• [Exercise input]:
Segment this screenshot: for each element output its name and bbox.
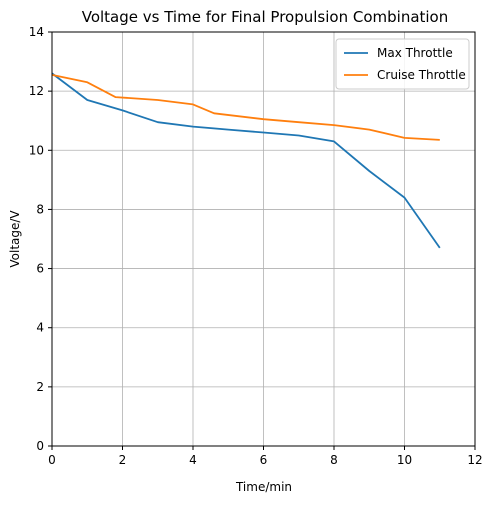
- y-tick-label: 6: [36, 262, 44, 276]
- y-tick-label: 14: [29, 25, 44, 39]
- x-tick-label: 12: [467, 453, 482, 467]
- y-axis-label: Voltage/V: [8, 210, 22, 268]
- x-tick-label: 10: [397, 453, 412, 467]
- max-throttle-line: [51, 72, 441, 249]
- cruise-throttle-line: [51, 74, 440, 141]
- cruise-throttle-legend-label: Cruise Throttle: [377, 68, 466, 82]
- x-tick-label: 2: [119, 453, 127, 467]
- x-tick-label: 8: [330, 453, 338, 467]
- x-tick-label: 4: [189, 453, 197, 467]
- y-tick-label: 10: [29, 143, 44, 157]
- y-tick-label: 8: [36, 202, 44, 216]
- y-tick-label: 12: [29, 84, 44, 98]
- x-tick-label: 0: [48, 453, 56, 467]
- grid: [51, 31, 476, 447]
- y-tick-label: 4: [36, 321, 44, 335]
- legend: Max Throttle Cruise Throttle: [335, 38, 470, 90]
- chart-title: Voltage vs Time for Final Propulsion Com…: [82, 8, 449, 26]
- legend-box: [335, 38, 470, 90]
- series-lines: [51, 72, 441, 249]
- axis-ticks: 0 2 4 6 8 10 12 0 2 4 6 8 10 12 14: [29, 25, 483, 467]
- max-throttle-legend-label: Max Throttle: [377, 46, 453, 60]
- x-tick-label: 6: [260, 453, 268, 467]
- y-tick-label: 0: [36, 439, 44, 453]
- y-tick-label: 2: [36, 380, 44, 394]
- x-axis-label: Time/min: [235, 480, 292, 494]
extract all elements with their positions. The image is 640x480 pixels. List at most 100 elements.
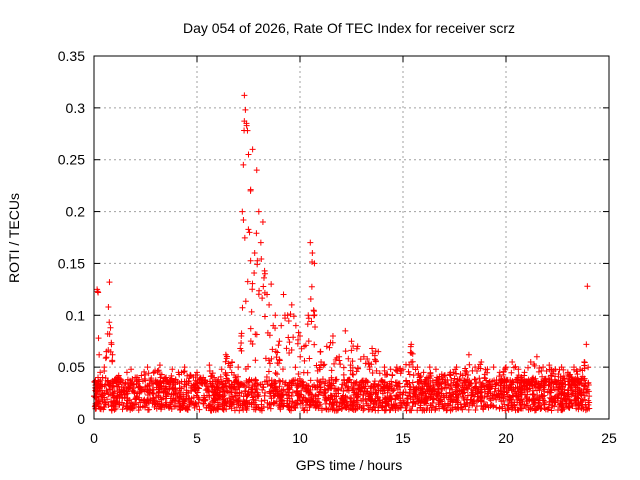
data-point <box>459 372 466 379</box>
data-point <box>328 374 335 381</box>
data-point <box>576 387 583 394</box>
data-point <box>345 377 352 384</box>
data-point <box>97 405 104 412</box>
data-point <box>274 388 281 395</box>
data-point <box>222 351 229 358</box>
data-point <box>389 387 396 394</box>
data-point <box>317 383 324 390</box>
data-point <box>491 388 498 395</box>
data-point <box>480 399 487 406</box>
data-point <box>439 402 446 409</box>
data-point <box>109 351 116 358</box>
data-point <box>353 368 360 375</box>
data-point <box>369 370 376 377</box>
data-point <box>455 392 462 399</box>
data-point <box>437 396 444 403</box>
data-point <box>240 161 247 168</box>
data-point <box>252 381 259 388</box>
data-point <box>233 378 240 385</box>
data-point <box>472 376 479 383</box>
data-point <box>366 396 373 403</box>
data-point <box>499 378 506 385</box>
data-point <box>364 355 371 362</box>
data-point <box>532 406 539 413</box>
data-point <box>215 403 222 410</box>
x-axis-title: GPS time / hours <box>296 457 403 473</box>
data-point <box>306 355 313 362</box>
data-point <box>385 402 392 409</box>
data-point <box>510 393 517 400</box>
data-point <box>192 401 199 408</box>
data-point <box>453 370 460 377</box>
data-point <box>502 407 509 414</box>
data-point <box>540 382 547 389</box>
data-point <box>209 388 216 395</box>
data-point <box>286 339 293 346</box>
data-point <box>496 394 503 401</box>
data-point <box>302 396 309 403</box>
data-point <box>330 405 337 412</box>
data-point <box>156 362 163 369</box>
data-point <box>471 376 478 383</box>
data-point <box>196 376 203 383</box>
data-point <box>444 382 451 389</box>
data-point <box>286 386 293 393</box>
data-point <box>305 390 312 397</box>
data-point <box>102 355 109 362</box>
data-point <box>141 396 148 403</box>
data-point <box>478 358 485 365</box>
data-point <box>350 397 357 404</box>
data-point <box>326 344 333 351</box>
data-point <box>289 398 296 405</box>
data-point <box>236 383 243 390</box>
data-point <box>106 319 113 326</box>
data-point <box>398 399 405 406</box>
data-point <box>292 376 299 383</box>
data-point <box>274 371 281 378</box>
data-point <box>115 383 122 390</box>
data-point <box>144 364 151 371</box>
data-point <box>363 377 370 384</box>
data-point <box>179 404 186 411</box>
data-point <box>585 379 592 386</box>
data-point <box>142 371 149 378</box>
data-point <box>511 399 518 406</box>
data-point <box>548 395 555 402</box>
data-point <box>407 396 414 403</box>
data-point <box>268 281 275 288</box>
data-point <box>278 322 285 329</box>
data-point <box>166 401 173 408</box>
data-point <box>122 380 129 387</box>
data-point <box>233 397 240 404</box>
data-point <box>239 208 246 215</box>
data-point <box>109 358 116 365</box>
data-point <box>223 383 230 390</box>
data-point <box>433 374 440 381</box>
data-point <box>420 406 427 413</box>
data-point <box>113 397 120 404</box>
data-point <box>311 341 318 348</box>
data-point <box>138 372 145 379</box>
data-point <box>266 301 273 308</box>
data-point <box>375 387 382 394</box>
data-point <box>586 393 593 400</box>
data-point <box>362 383 369 390</box>
data-point <box>435 393 442 400</box>
data-point <box>187 384 194 391</box>
data-point <box>466 402 473 409</box>
data-point <box>481 374 488 381</box>
data-point <box>240 217 247 224</box>
data-point <box>116 394 123 401</box>
data-point <box>222 397 229 404</box>
data-point <box>500 371 507 378</box>
data-point <box>455 405 462 412</box>
data-point <box>171 398 178 405</box>
data-point <box>247 338 254 345</box>
data-point <box>272 384 279 391</box>
data-point <box>463 385 470 392</box>
data-point <box>564 369 571 376</box>
data-point <box>426 364 433 371</box>
data-point <box>345 387 352 394</box>
data-point <box>107 385 114 392</box>
data-point <box>464 372 471 379</box>
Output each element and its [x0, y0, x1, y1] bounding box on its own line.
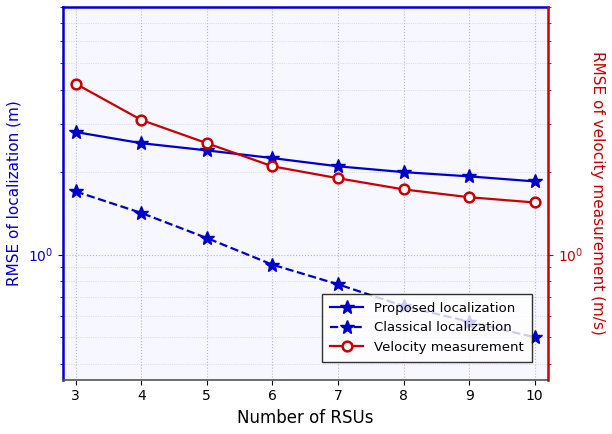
Line: Proposed localization: Proposed localization [69, 125, 542, 188]
Classical localization [269, 262, 276, 267]
Velocity measurement [269, 164, 276, 169]
Classical localization [400, 303, 407, 309]
Proposed localization [531, 179, 539, 184]
Proposed localization [203, 148, 211, 153]
Proposed localization [138, 141, 145, 146]
Proposed localization [72, 129, 80, 135]
Velocity measurement [138, 117, 145, 122]
Velocity measurement [531, 200, 539, 205]
Proposed localization [269, 155, 276, 161]
Y-axis label: RMSE of velocity measurement (m/s): RMSE of velocity measurement (m/s) [590, 51, 605, 335]
X-axis label: Number of RSUs: Number of RSUs [237, 409, 373, 427]
Proposed localization [400, 170, 407, 175]
Proposed localization [334, 164, 341, 169]
Velocity measurement [203, 141, 211, 146]
Velocity measurement [466, 194, 473, 200]
Line: Classical localization: Classical localization [69, 184, 542, 344]
Velocity measurement [334, 176, 341, 181]
Line: Velocity measurement: Velocity measurement [71, 79, 540, 207]
Proposed localization [466, 174, 473, 179]
Classical localization [138, 210, 145, 216]
Classical localization [334, 282, 341, 287]
Velocity measurement [72, 81, 80, 86]
Classical localization [72, 189, 80, 194]
Classical localization [531, 335, 539, 340]
Velocity measurement [400, 187, 407, 192]
Classical localization [466, 319, 473, 324]
Y-axis label: RMSE of localization (m): RMSE of localization (m) [7, 101, 22, 286]
Legend: Proposed localization, Classical localization, Velocity measurement: Proposed localization, Classical localiz… [323, 294, 531, 362]
Classical localization [203, 235, 211, 240]
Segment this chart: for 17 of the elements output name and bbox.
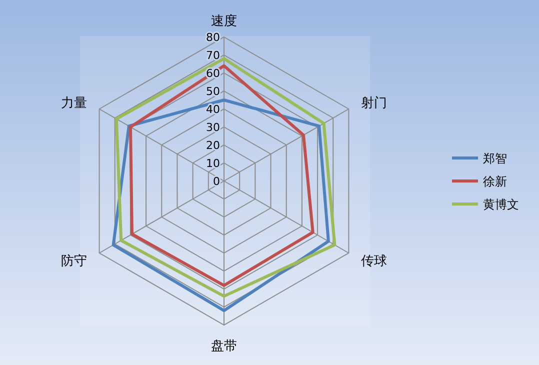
spoke-label: 速度 — [211, 13, 237, 29]
spoke-label: 力量 — [61, 96, 88, 111]
legend-label: 黄博文 — [483, 198, 519, 212]
y-tick-label: 20 — [206, 139, 220, 152]
y-tick-label: 30 — [206, 121, 220, 134]
spoke-label: 射门 — [360, 95, 387, 111]
legend-label: 郑智 — [483, 152, 507, 166]
y-tick-label: 80 — [206, 31, 220, 44]
spoke-label: 传球 — [360, 254, 387, 269]
spoke-label: 盘带 — [211, 339, 237, 354]
legend-label: 徐新 — [483, 174, 507, 188]
y-tick-label: 10 — [206, 157, 220, 170]
y-tick-label: 70 — [206, 49, 220, 62]
y-tick-label: 40 — [206, 103, 220, 116]
y-tick-label: 50 — [206, 85, 220, 98]
spoke-label: 防守 — [61, 254, 88, 269]
y-tick-label: 0 — [213, 175, 220, 188]
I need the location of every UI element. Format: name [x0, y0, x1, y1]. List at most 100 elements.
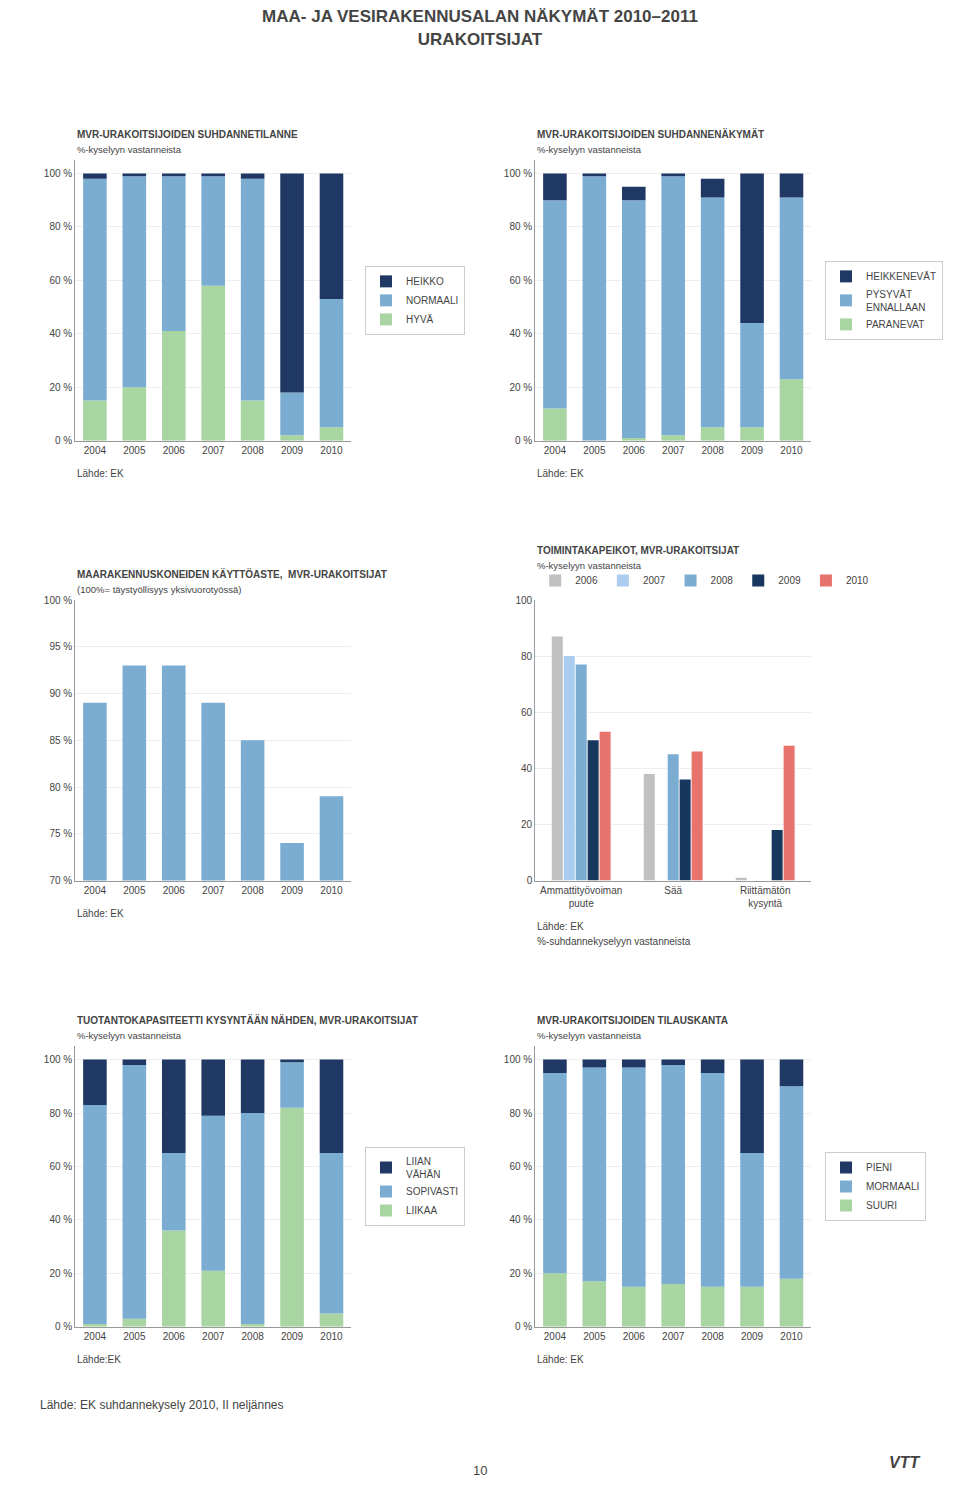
svg-text:VTT: VTT [889, 1454, 920, 1471]
svg-text:0 %: 0 % [515, 435, 532, 446]
svg-text:2009: 2009 [281, 885, 304, 896]
svg-text:SOPIVASTI: SOPIVASTI [406, 1186, 458, 1197]
svg-text:0 %: 0 % [55, 1321, 72, 1332]
svg-text:2010: 2010 [780, 445, 803, 456]
svg-text:HEIKKENEVÄT: HEIKKENEVÄT [866, 271, 936, 282]
svg-text:2010: 2010 [846, 575, 869, 586]
svg-text:%-kyselyyn vastanneista: %-kyselyyn vastanneista [537, 1030, 642, 1041]
svg-text:2004: 2004 [544, 445, 567, 456]
svg-text:100 %: 100 % [504, 1054, 532, 1065]
svg-text:2006: 2006 [623, 445, 646, 456]
svg-text:20 %: 20 % [49, 382, 72, 393]
svg-text:2004: 2004 [84, 885, 107, 896]
svg-text:Lähde:EK: Lähde:EK [77, 1354, 121, 1365]
svg-text:80 %: 80 % [49, 221, 72, 232]
svg-text:20 %: 20 % [49, 1268, 72, 1279]
svg-text:2006: 2006 [623, 1331, 646, 1342]
svg-text:2006: 2006 [163, 445, 186, 456]
svg-text:TUOTANTOKAPASITEETTI KYSYNTÄÄN: TUOTANTOKAPASITEETTI KYSYNTÄÄN NÄHDEN, M… [77, 1014, 418, 1026]
svg-text:2007: 2007 [202, 885, 225, 896]
svg-text:20: 20 [521, 819, 533, 830]
svg-text:100 %: 100 % [44, 168, 72, 179]
svg-text:Lähde: EK: Lähde: EK [537, 921, 584, 932]
svg-text:Ammattityövoimanpuute: Ammattityövoimanpuute [540, 885, 622, 909]
svg-text:2007: 2007 [202, 1331, 225, 1342]
svg-text:SUURI: SUURI [866, 1200, 897, 1211]
svg-text:80 %: 80 % [49, 782, 72, 793]
svg-text:100 %: 100 % [44, 1054, 72, 1065]
svg-text:NORMAALI: NORMAALI [406, 295, 458, 306]
svg-text:80: 80 [521, 651, 533, 662]
svg-text:Lähde: EK: Lähde: EK [537, 1354, 584, 1365]
svg-text:MVR-URAKOITSIJOIDEN SUHDANNENÄ: MVR-URAKOITSIJOIDEN SUHDANNENÄKYMÄT [537, 128, 764, 140]
svg-text:MAARAKENNUSKONEIDEN KÄYTTÖASTE: MAARAKENNUSKONEIDEN KÄYTTÖASTE, MVR-URAK… [77, 568, 387, 580]
svg-text:0 %: 0 % [55, 435, 72, 446]
svg-text:60 %: 60 % [509, 275, 532, 286]
svg-text:2005: 2005 [583, 445, 606, 456]
svg-text:40 %: 40 % [49, 328, 72, 339]
svg-text:2009: 2009 [281, 1331, 304, 1342]
svg-text:2010: 2010 [320, 1331, 343, 1342]
svg-text:Riittämätönkysyntä: Riittämätönkysyntä [740, 885, 791, 909]
svg-text:PIENI: PIENI [866, 1162, 892, 1173]
svg-text:%-kyselyyn vastanneista: %-kyselyyn vastanneista [77, 144, 182, 155]
svg-text:2006: 2006 [163, 1331, 186, 1342]
svg-text:PYSYVÄTENNALLAAN: PYSYVÄTENNALLAAN [866, 289, 925, 313]
svg-text:0 %: 0 % [515, 1321, 532, 1332]
svg-text:0: 0 [527, 875, 533, 886]
svg-text:2008: 2008 [702, 445, 725, 456]
svg-text:90 %: 90 % [49, 688, 72, 699]
svg-text:2009: 2009 [281, 445, 304, 456]
svg-text:100 %: 100 % [504, 168, 532, 179]
svg-text:MAA- JA VESIRAKENNUSALAN NÄKYM: MAA- JA VESIRAKENNUSALAN NÄKYMÄT 2010–20… [262, 7, 698, 48]
svg-text:PARANEVAT: PARANEVAT [866, 319, 924, 330]
svg-text:2008: 2008 [242, 1331, 265, 1342]
svg-text:%-kyselyyn vastanneista: %-kyselyyn vastanneista [77, 1030, 182, 1041]
svg-text:Sää: Sää [664, 885, 682, 896]
svg-text:2010: 2010 [320, 885, 343, 896]
svg-text:2007: 2007 [662, 1331, 685, 1342]
svg-text:%-kyselyyn vastanneista: %-kyselyyn vastanneista [537, 144, 642, 155]
svg-text:40 %: 40 % [509, 1214, 532, 1225]
svg-text:TOIMINTAKAPEIKOT, MVR-URAKOITS: TOIMINTAKAPEIKOT, MVR-URAKOITSIJAT [537, 545, 739, 556]
svg-text:2007: 2007 [662, 445, 685, 456]
svg-text:(100%= täystyöllisyys yksivuor: (100%= täystyöllisyys yksivuorotyössä) [77, 584, 241, 595]
svg-text:20 %: 20 % [509, 382, 532, 393]
svg-text:60: 60 [521, 707, 533, 718]
svg-text:MVR-URAKOITSIJOIDEN SUHDANNETI: MVR-URAKOITSIJOIDEN SUHDANNETILANNE [77, 129, 298, 140]
svg-text:2008: 2008 [711, 575, 734, 586]
svg-text:%-kyselyyn vastanneista: %-kyselyyn vastanneista [537, 560, 642, 571]
svg-text:2010: 2010 [780, 1331, 803, 1342]
svg-text:2009: 2009 [778, 575, 801, 586]
svg-text:2004: 2004 [84, 1331, 107, 1342]
svg-text:2008: 2008 [242, 445, 265, 456]
svg-text:LIIANVÄHÄN: LIIANVÄHÄN [406, 1156, 440, 1180]
svg-text:85 %: 85 % [49, 735, 72, 746]
svg-text:2006: 2006 [575, 575, 598, 586]
svg-text:10: 10 [473, 1463, 487, 1478]
svg-text:Lähde: EK suhdannekysely 2010,: Lähde: EK suhdannekysely 2010, II neljän… [40, 1398, 284, 1412]
svg-text:40: 40 [521, 763, 533, 774]
svg-text:2005: 2005 [123, 445, 146, 456]
svg-text:80 %: 80 % [49, 1108, 72, 1119]
svg-text:%-suhdannekyselyyn vastanneist: %-suhdannekyselyyn vastanneista [537, 936, 691, 947]
svg-text:100 %: 100 % [44, 595, 72, 606]
svg-text:40 %: 40 % [49, 1214, 72, 1225]
svg-text:Lähde: EK: Lähde: EK [77, 908, 124, 919]
svg-text:95 %: 95 % [49, 641, 72, 652]
svg-text:75 %: 75 % [49, 828, 72, 839]
svg-text:Lähde: EK: Lähde: EK [77, 468, 124, 479]
svg-text:20 %: 20 % [509, 1268, 532, 1279]
svg-text:70 %: 70 % [49, 875, 72, 886]
svg-text:80 %: 80 % [509, 221, 532, 232]
svg-text:2008: 2008 [702, 1331, 725, 1342]
svg-text:2009: 2009 [741, 445, 764, 456]
svg-text:HYVÄ: HYVÄ [406, 314, 434, 325]
svg-text:2005: 2005 [583, 1331, 606, 1342]
svg-text:MVR-URAKOITSIJOIDEN TILAUSKANT: MVR-URAKOITSIJOIDEN TILAUSKANTA [537, 1015, 728, 1026]
svg-text:LIIKAA: LIIKAA [406, 1205, 437, 1216]
svg-text:Lähde: EK: Lähde: EK [537, 468, 584, 479]
svg-text:40 %: 40 % [509, 328, 532, 339]
svg-text:2004: 2004 [544, 1331, 567, 1342]
svg-text:2007: 2007 [643, 575, 666, 586]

• [What to produce]: Please turn the part of the data that opens with the line containing "svg-text:VTT: VTT [889, 1454, 920, 1471]" and closes with the line containing "svg-text:2010: 2010 [780, 445, 803, 456]" into a numbered list, leaving out any blank lines.

• [Full answer]:
1. svg-text:VTT: VTT [889, 1454, 920, 1471]
2. svg-text:0 %: 0 % [515, 435, 532, 446]
3. svg-text:2009: 2009 [281, 885, 304, 896]
4. svg-text:SOPIVASTI: SOPIVASTI [406, 1186, 458, 1197]
5. svg-text:0 %: 0 % [55, 1321, 72, 1332]
6. svg-text:2010: 2010 [780, 445, 803, 456]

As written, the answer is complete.